> WHAT THE TASK REQUIRES
Wherever "Sick" appears in a line, list that line.

++++++++++

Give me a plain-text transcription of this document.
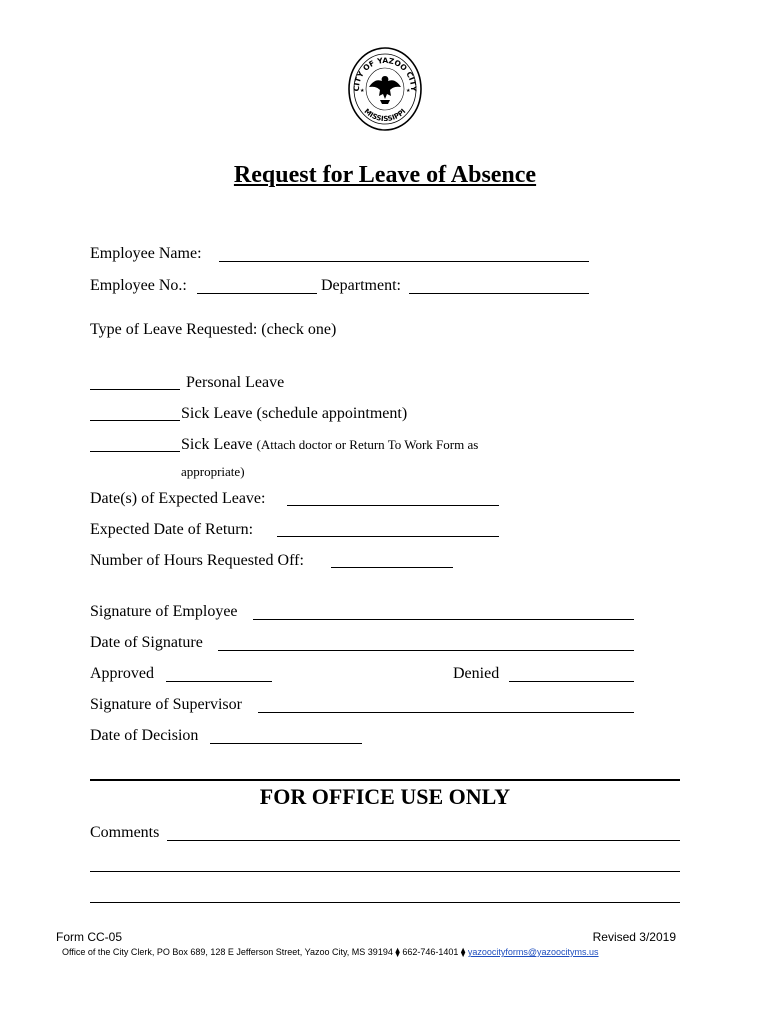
CITY OF YAZOO CITY
MISSISSIPPI
★	★
Request for Leave of Absence
Employee Name:
Employee No.:	Department:
Type of Leave Requested: (check one)
Personal Leave
Sick Leave (schedule appointment)
Sick Leave (Attach doctor or Return To Work Form as
appropriate)
Date(s) of Expected Leave:
Expected Date of Return:
Number of Hours Requested Off:
Signature of Employee
Date of Signature
Approved	Denied
Signature of Supervisor
Date of Decision
FOR OFFICE USE ONLY
Comments
Form CC-05	Revised 3/2019
Office of the City Clerk, PO Box 689, 128 E Jefferson Street, Yazoo City, MS 39194 ⧫ 662-746-1401 ⧫ yazoocityforms@yazoocityms.us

++++++++++

> TASK OUTPUT
Sick Leave (schedule appointment)
Sick Leave (Attach doctor or Return To Work Form as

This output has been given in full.